* [AIM OF THE TASK]:
Could you write out the records below exactly as they appear?
+++
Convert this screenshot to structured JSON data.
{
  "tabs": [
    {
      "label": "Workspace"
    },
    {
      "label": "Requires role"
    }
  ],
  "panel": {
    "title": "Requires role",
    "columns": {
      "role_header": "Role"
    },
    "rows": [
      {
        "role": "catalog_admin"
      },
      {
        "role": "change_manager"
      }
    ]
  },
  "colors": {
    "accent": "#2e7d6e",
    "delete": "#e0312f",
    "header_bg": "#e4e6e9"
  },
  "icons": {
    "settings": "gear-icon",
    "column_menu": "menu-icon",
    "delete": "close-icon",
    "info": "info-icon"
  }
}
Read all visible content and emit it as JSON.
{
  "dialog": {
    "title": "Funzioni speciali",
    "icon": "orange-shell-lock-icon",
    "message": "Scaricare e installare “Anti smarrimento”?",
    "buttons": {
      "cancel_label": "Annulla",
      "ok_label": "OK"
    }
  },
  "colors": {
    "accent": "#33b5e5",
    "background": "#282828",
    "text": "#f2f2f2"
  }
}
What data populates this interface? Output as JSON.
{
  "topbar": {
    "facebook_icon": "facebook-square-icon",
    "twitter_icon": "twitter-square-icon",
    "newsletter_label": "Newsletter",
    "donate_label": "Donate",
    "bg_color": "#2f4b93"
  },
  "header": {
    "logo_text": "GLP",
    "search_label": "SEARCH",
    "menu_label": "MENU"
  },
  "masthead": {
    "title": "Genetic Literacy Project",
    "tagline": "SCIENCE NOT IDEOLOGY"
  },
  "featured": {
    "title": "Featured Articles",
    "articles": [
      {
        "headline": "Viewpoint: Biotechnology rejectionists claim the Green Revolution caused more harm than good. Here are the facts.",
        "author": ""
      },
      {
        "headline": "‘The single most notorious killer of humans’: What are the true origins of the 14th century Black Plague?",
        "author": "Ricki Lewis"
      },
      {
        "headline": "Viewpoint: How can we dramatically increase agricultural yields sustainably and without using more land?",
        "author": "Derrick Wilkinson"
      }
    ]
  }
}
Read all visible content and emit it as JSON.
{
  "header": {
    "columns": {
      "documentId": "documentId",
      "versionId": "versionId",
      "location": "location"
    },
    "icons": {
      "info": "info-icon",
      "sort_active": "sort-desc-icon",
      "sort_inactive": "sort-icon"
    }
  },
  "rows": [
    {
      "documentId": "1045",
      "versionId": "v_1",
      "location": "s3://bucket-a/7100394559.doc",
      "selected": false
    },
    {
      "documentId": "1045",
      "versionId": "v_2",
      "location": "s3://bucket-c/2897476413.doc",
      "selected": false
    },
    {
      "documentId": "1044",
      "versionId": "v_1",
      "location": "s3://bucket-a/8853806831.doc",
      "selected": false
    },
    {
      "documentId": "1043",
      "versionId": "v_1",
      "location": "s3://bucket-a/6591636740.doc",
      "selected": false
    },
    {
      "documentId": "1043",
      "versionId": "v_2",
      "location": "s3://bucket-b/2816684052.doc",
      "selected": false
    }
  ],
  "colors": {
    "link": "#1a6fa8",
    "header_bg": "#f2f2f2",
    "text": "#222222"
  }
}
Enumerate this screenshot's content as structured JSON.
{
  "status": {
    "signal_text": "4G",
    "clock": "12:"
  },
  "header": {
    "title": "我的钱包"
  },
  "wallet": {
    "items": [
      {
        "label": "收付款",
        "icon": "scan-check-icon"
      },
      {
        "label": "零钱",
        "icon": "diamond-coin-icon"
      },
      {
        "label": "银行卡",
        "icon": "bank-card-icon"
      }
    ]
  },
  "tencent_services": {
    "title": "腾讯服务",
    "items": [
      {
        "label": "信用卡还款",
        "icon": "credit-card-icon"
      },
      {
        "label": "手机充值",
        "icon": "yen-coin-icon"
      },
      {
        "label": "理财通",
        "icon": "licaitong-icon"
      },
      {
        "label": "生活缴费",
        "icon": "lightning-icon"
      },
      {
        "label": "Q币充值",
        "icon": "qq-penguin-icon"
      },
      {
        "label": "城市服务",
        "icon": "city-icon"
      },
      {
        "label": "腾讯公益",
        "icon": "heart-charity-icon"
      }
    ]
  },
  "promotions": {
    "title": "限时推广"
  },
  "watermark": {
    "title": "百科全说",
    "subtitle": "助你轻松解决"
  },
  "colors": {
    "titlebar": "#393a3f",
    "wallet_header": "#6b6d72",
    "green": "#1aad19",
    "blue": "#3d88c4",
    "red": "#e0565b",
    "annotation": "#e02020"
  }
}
+++
* [FULL ANSWER]:
Convert this screenshot to structured JSON data.
{
  "tabs": [
    {
      "label": "Workspace"
    },
    {
      "label": "Requires role"
    }
  ],
  "panel": {
    "title": "Requires role",
    "columns": {
      "role_header": "Role"
    },
    "rows": [
      {
        "role": "catalog_admin"
      },
      {
        "role": "change_manager"
      }
    ]
  },
  "colors": {
    "accent": "#2e7d6e",
    "delete": "#e0312f",
    "header_bg": "#e4e6e9"
  },
  "icons": {
    "settings": "gear-icon",
    "column_menu": "menu-icon",
    "delete": "close-icon",
    "info": "info-icon"
  }
}
Read all visible content and emit it as JSON.
{
  "dialog": {
    "title": "Funzioni speciali",
    "icon": "orange-shell-lock-icon",
    "message": "Scaricare e installare “Anti smarrimento”?",
    "buttons": {
      "cancel_label": "Annulla",
      "ok_label": "OK"
    }
  },
  "colors": {
    "accent": "#33b5e5",
    "background": "#282828",
    "text": "#f2f2f2"
  }
}
What data populates this interface? Output as JSON.
{
  "topbar": {
    "facebook_icon": "facebook-square-icon",
    "twitter_icon": "twitter-square-icon",
    "newsletter_label": "Newsletter",
    "donate_label": "Donate",
    "bg_color": "#2f4b93"
  },
  "header": {
    "logo_text": "GLP",
    "search_label": "SEARCH",
    "menu_label": "MENU"
  },
  "masthead": {
    "title": "Genetic Literacy Project",
    "tagline": "SCIENCE NOT IDEOLOGY"
  },
  "featured": {
    "title": "Featured Articles",
    "articles": [
      {
        "headline": "Viewpoint: Biotechnology rejectionists claim the Green Revolution caused more harm than good. Here are the facts.",
        "author": ""
      },
      {
        "headline": "‘The single most notorious killer of humans’: What are the true origins of the 14th century Black Plague?",
        "author": "Ricki Lewis"
      },
      {
        "headline": "Viewpoint: How can we dramatically increase agricultural yields sustainably and without using more land?",
        "author": "Derrick Wilkinson"
      }
    ]
  }
}
Read all visible content and emit it as JSON.
{
  "header": {
    "columns": {
      "documentId": "documentId",
      "versionId": "versionId",
      "location": "location"
    },
    "icons": {
      "info": "info-icon",
      "sort_active": "sort-desc-icon",
      "sort_inactive": "sort-icon"
    }
  },
  "rows": [
    {
      "documentId": "1045",
      "versionId": "v_1",
      "location": "s3://bucket-a/7100394559.doc",
      "selected": false
    },
    {
      "documentId": "1045",
      "versionId": "v_2",
      "location": "s3://bucket-c/2897476413.doc",
      "selected": false
    },
    {
      "documentId": "1044",
      "versionId": "v_1",
      "location": "s3://bucket-a/8853806831.doc",
      "selected": false
    },
    {
      "documentId": "1043",
      "versionId": "v_1",
      "location": "s3://bucket-a/6591636740.doc",
      "selected": false
    },
    {
      "documentId": "1043",
      "versionId": "v_2",
      "location": "s3://bucket-b/2816684052.doc",
      "selected": false
    }
  ],
  "colors": {
    "link": "#1a6fa8",
    "header_bg": "#f2f2f2",
    "text": "#222222"
  }
}
Enumerate this screenshot's content as structured JSON.
{
  "status": {
    "signal_text": "4G",
    "clock": "12:"
  },
  "header": {
    "title": "我的钱包"
  },
  "wallet": {
    "items": [
      {
        "label": "收付款",
        "icon": "scan-check-icon"
      },
      {
        "label": "零钱",
        "icon": "diamond-coin-icon"
      },
      {
        "label": "银行卡",
        "icon": "bank-card-icon"
      }
    ]
  },
  "tencent_services": {
    "title": "腾讯服务",
    "items": [
      {
        "label": "信用卡还款",
        "icon": "credit-card-icon"
      },
      {
        "label": "手机充值",
        "icon": "yen-coin-icon"
      },
      {
        "label": "理财通",
        "icon": "licaitong-icon"
      },
      {
        "label": "生活缴费",
        "icon": "lightning-icon"
      },
      {
        "label": "Q币充值",
        "icon": "qq-penguin-icon"
      },
      {
        "label": "城市服务",
        "icon": "city-icon"
      },
      {
        "label": "腾讯公益",
        "icon": "heart-charity-icon"
      }
    ]
  },
  "promotions": {
    "title": "限时推广"
  },
  "watermark": {
    "title": "百科全说",
    "subtitle": "助你轻松解决"
  },
  "colors": {
    "titlebar": "#393a3f",
    "wallet_header": "#6b6d72",
    "green": "#1aad19",
    "blue": "#3d88c4",
    "red": "#e0565b",
    "annotation": "#e02020"
  }
}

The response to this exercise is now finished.